Exercise brief:
Quote each line of the material verbatim, without the pictures.

[Records excerpted from a collection]
━━━━━━━━━━━━━━━━
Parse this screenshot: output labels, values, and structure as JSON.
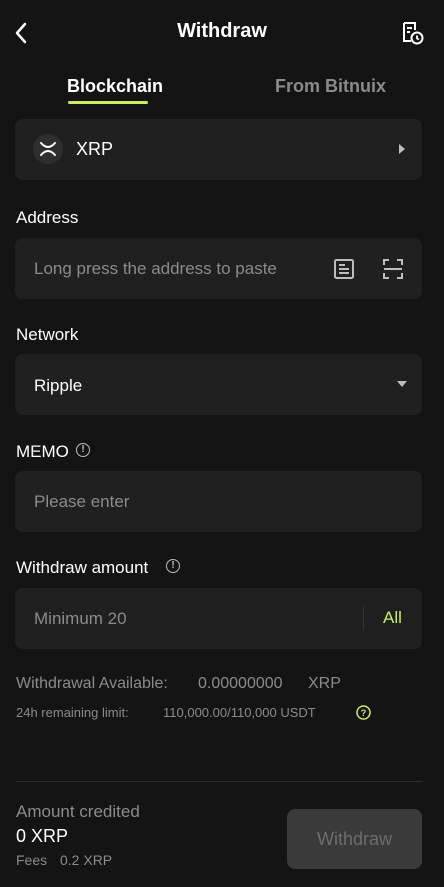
{
  "header": {
    "title": "Withdraw"
  },
  "tabs": [
    {
      "label": "Blockchain",
      "active": true
    },
    {
      "label": "From Bitnuix",
      "active": false
    }
  ],
  "coin": {
    "name": "XRP",
    "icon": "xrp-icon"
  },
  "address": {
    "label": "Address",
    "placeholder": "Long press the address to paste"
  },
  "network": {
    "label": "Network",
    "value": "Ripple"
  },
  "memo": {
    "label": "MEMO",
    "placeholder": "Please enter"
  },
  "amount": {
    "label": "Withdraw amount",
    "placeholder": "Minimum 20",
    "all_label": "All"
  },
  "available": {
    "label": "Withdrawal Available:",
    "value": "0.00000000",
    "unit": "XRP"
  },
  "limit": {
    "label": "24h remaining limit:",
    "value": "110,000.00/110,000 USDT"
  },
  "footer": {
    "credited_label": "Amount credited",
    "credited_value": "0 XRP",
    "fees_label": "Fees",
    "fees_value": "0.2 XRP",
    "button_label": "Withdraw"
  },
  "colors": {
    "accent": "#c8ee64",
    "background": "#141414",
    "card": "#202020"
  }
}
━━━━━━━━━━━━━━━━
Response:
Parse this screenshot: output labels, values, and structure as JSON.
{
  "header": {
    "title": "Withdraw"
  },
  "tabs": [
    {
      "label": "Blockchain",
      "active": true
    },
    {
      "label": "From Bitnuix",
      "active": false
    }
  ],
  "coin": {
    "name": "XRP",
    "icon": "xrp-icon"
  },
  "address": {
    "label": "Address",
    "placeholder": "Long press the address to paste"
  },
  "network": {
    "label": "Network",
    "value": "Ripple"
  },
  "memo": {
    "label": "MEMO",
    "placeholder": "Please enter"
  },
  "amount": {
    "label": "Withdraw amount",
    "placeholder": "Minimum 20",
    "all_label": "All"
  },
  "available": {
    "label": "Withdrawal Available:",
    "value": "0.00000000",
    "unit": "XRP"
  },
  "limit": {
    "label": "24h remaining limit:",
    "value": "110,000.00/110,000 USDT"
  },
  "footer": {
    "credited_label": "Amount credited",
    "credited_value": "0 XRP",
    "fees_label": "Fees",
    "fees_value": "0.2 XRP",
    "button_label": "Withdraw"
  },
  "colors": {
    "accent": "#c8ee64",
    "background": "#141414",
    "card": "#202020"
  }
}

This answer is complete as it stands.